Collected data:
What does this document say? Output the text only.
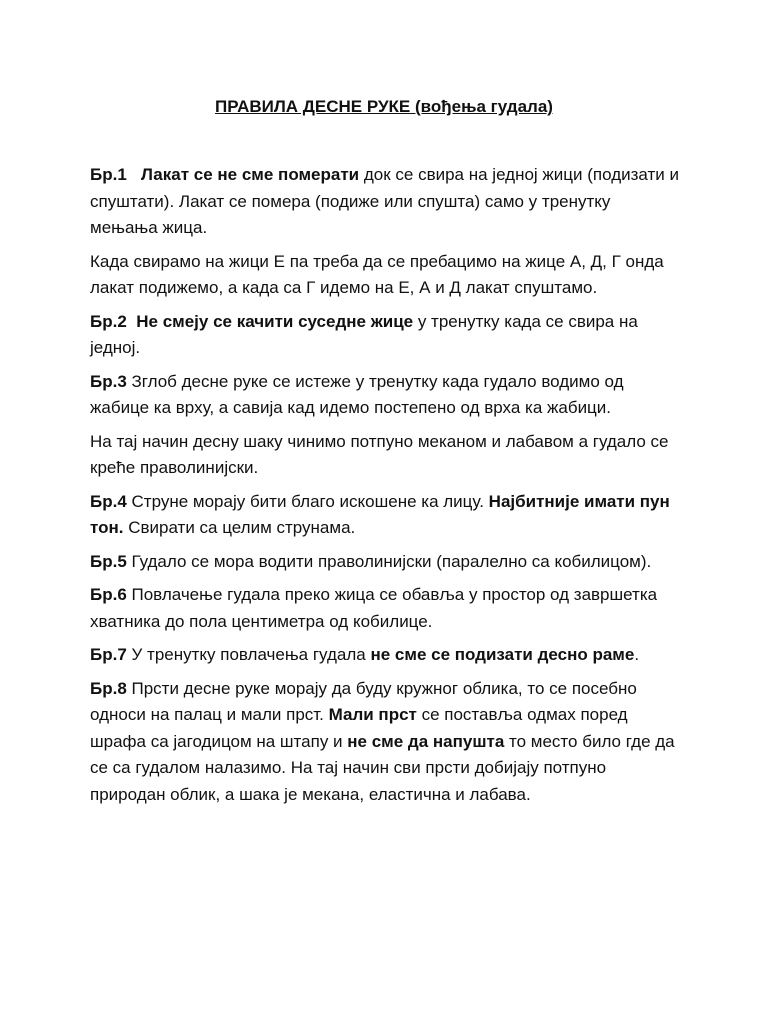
ПРАВИЛА ДЕСНЕ РУКЕ (вођења гудала)

Бр.1 Лакат се не сме померати док се свира на једној жици (подизати и спуштати). Лакат се помера (подиже или спушта) само у тренутку мењања жица.

Када свирамо на жици Е па треба да се пребацимо на жице А, Д, Г онда лакат подижемо, а када са Г идемо на Е, А и Д лакат спуштамо.

Бр.2 Не смеју се качити суседне жице у тренутку када се свира на једној.

Бр.3 Зглоб десне руке се истеже у тренутку када гудало водимо од жабице ка врху, а савија кад идемо постепено од врха ка жабици.

На тај начин десну шаку чинимо потпуно меканом и лабавом а гудало се креће праволинијски.

Бр.4 Струне морају бити благо искошене ка лицу. Најбитније имати пун тон. Свирати са целим струнама.

Бр.5 Гудало се мора водити праволинијски (паралелно са кобилицом).

Бр.6 Повлачење гудала преко жица се обавља у простор од завршетка хватника до пола центиметра од кобилице.

Бр.7 У тренутку повлачења гудала не сме се подизати десно раме.

Бр.8 Прсти десне руке морају да буду кружног облика, то се посебно односи на палац и мали прст. Мали прст се поставља одмах поред шрафа са јагодицом на штапу и не сме да напушта то место било где да се са гудалом налазимо. На тај начин сви прсти добијају потпуно природан облик, а шака је мекана, еластична и лабава.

** Your objective **
Copy every line of the listing containing the string "подизати".

** Exercise solution **
Бр.1 Лакат се не сме померати док се свира на једној жици (подизати и спуштати). Лакат се помера (подиже или спушта) само у тренутку мењања жица.
Бр.7 У тренутку повлачења гудала не сме се подизати десно раме.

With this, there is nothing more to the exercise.